— Start —

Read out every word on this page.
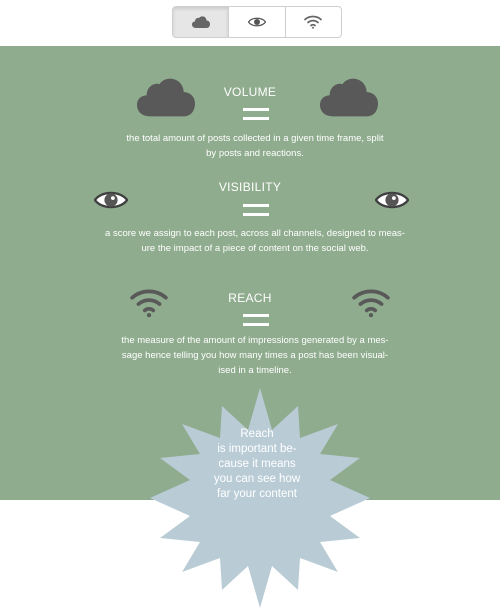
VOLUME
the total amount of posts collected in a given time frame, split
by posts and reactions.
VISIBILITY
a score we assign to each post, across all channels, designed to meas-
ure the impact of a piece of content on the social web.
REACH
the measure of the amount of impressions generated by a mes-
sage hence telling you how many times a post has been visual-
ised in a timeline.
Reach
is important be-
cause it means
you can see how
far your content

— End —

- [Task prompt] Quote the data above in full, leaving out the pictures it holds.

- [Response]
Read out every word on this page.
VOLUME
the total amount of posts collected in a given time frame, split
by posts and reactions.
VISIBILITY
a score we assign to each post, across all channels, designed to meas-
ure the impact of a piece of content on the social web.
REACH
the measure of the amount of impressions generated by a mes-
sage hence telling you how many times a post has been visual-
ised in a timeline.
Reach
is important be-
cause it means
you can see how
far your content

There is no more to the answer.